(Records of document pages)
·····
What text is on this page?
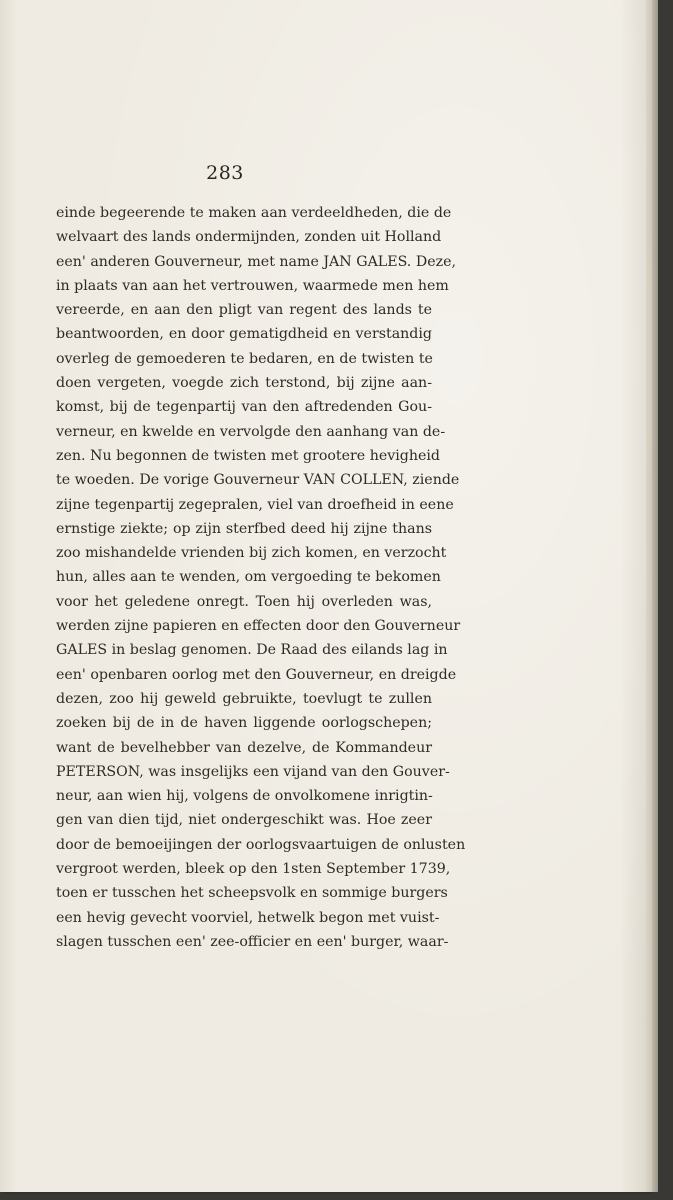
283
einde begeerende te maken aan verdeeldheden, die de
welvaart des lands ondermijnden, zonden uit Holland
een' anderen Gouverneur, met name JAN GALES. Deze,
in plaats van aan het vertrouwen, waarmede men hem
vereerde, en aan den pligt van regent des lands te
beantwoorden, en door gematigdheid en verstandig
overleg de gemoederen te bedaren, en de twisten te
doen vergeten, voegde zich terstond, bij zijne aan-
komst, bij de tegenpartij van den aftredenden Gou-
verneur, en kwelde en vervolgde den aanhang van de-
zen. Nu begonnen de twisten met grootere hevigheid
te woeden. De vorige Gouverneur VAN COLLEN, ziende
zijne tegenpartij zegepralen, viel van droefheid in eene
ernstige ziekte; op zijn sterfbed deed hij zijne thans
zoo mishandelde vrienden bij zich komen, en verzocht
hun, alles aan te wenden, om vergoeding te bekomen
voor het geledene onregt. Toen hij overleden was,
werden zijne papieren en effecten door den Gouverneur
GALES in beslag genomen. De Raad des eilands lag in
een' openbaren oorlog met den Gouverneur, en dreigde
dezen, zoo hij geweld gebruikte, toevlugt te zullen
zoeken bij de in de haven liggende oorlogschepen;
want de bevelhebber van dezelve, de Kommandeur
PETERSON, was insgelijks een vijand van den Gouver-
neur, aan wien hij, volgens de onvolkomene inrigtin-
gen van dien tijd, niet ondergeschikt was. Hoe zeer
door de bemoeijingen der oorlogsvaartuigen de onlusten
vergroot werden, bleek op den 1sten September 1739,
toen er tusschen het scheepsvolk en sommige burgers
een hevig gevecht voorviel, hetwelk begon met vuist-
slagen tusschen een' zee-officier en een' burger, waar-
·····
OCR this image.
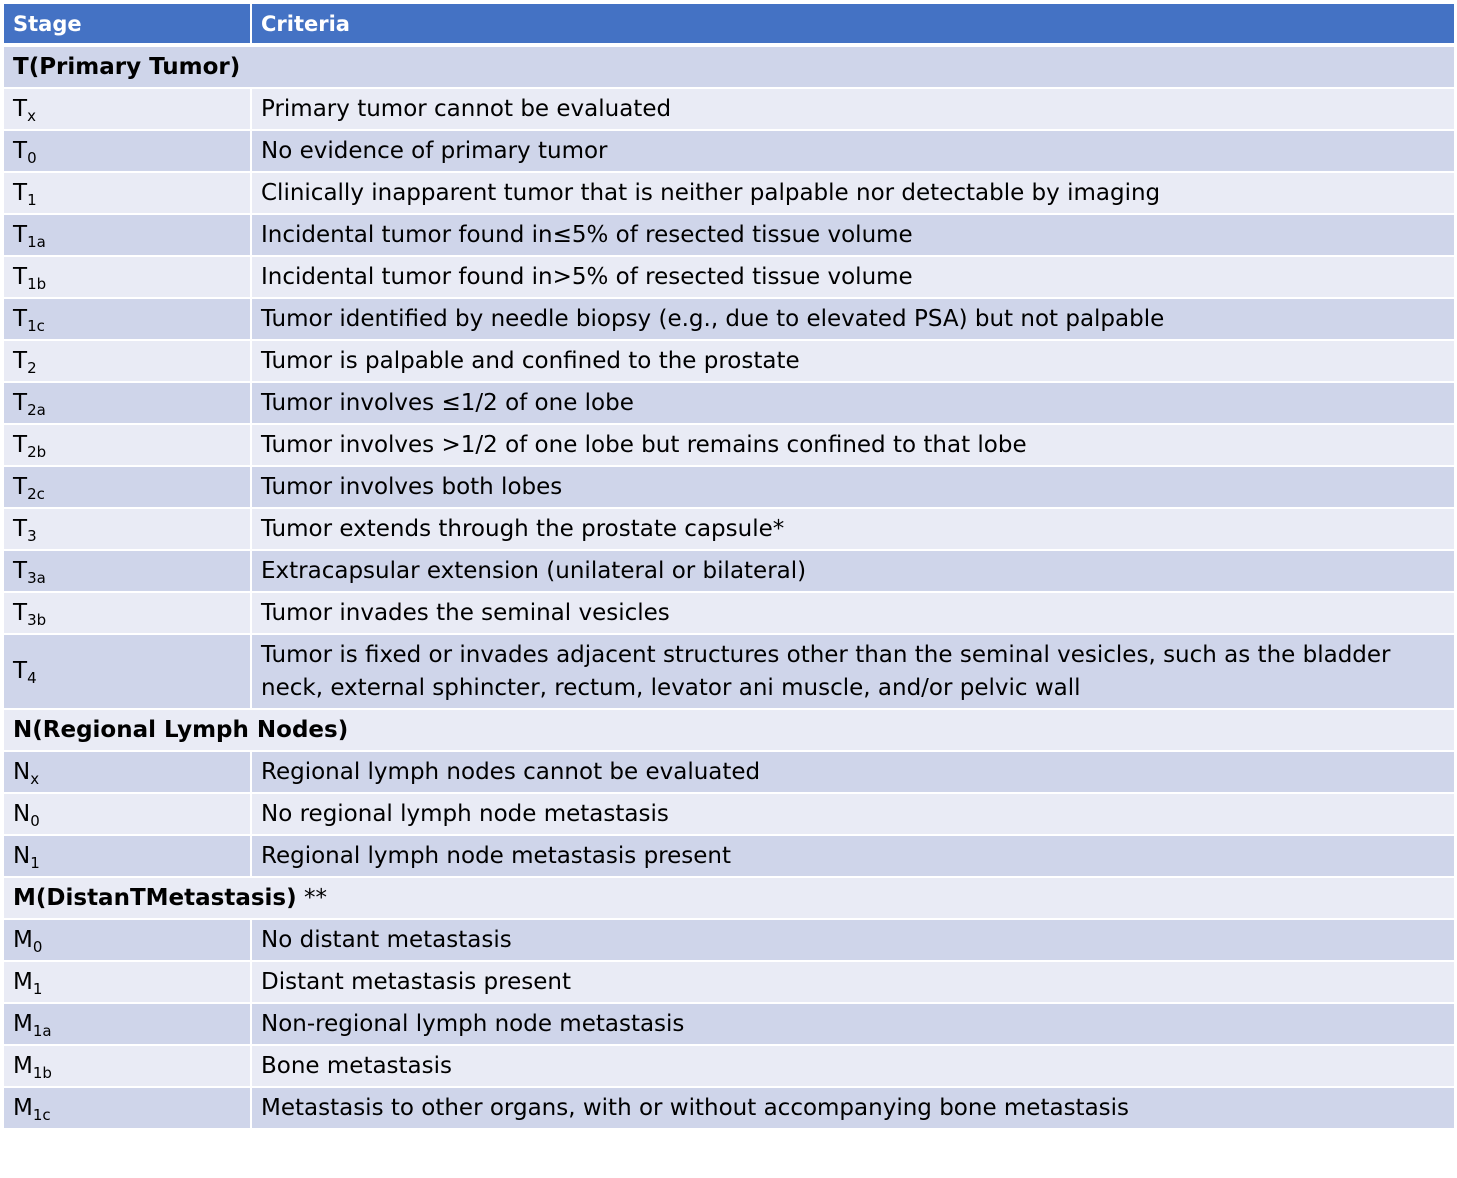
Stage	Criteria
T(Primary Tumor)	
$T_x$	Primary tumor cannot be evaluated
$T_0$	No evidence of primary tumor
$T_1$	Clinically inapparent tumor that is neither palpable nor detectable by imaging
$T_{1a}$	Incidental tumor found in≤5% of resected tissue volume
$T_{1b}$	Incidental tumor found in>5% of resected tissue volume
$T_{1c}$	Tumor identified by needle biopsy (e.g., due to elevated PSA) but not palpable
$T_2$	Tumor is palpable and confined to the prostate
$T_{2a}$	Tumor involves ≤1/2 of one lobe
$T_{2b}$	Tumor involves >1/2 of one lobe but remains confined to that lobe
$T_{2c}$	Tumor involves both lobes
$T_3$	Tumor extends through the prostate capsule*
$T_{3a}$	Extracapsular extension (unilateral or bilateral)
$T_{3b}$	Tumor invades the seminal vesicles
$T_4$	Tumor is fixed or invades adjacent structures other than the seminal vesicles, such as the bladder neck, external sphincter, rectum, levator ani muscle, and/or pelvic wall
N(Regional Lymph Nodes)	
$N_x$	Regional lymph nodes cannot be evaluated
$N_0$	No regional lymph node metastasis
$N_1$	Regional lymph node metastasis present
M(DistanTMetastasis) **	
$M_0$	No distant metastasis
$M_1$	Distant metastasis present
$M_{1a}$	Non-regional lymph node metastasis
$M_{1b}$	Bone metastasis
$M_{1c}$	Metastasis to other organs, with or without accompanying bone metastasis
·····
» **Exercise requirements**
Some lines above may hold the word "other"; say how many do, giving nothing besides the number.

» **Solution for this task**
2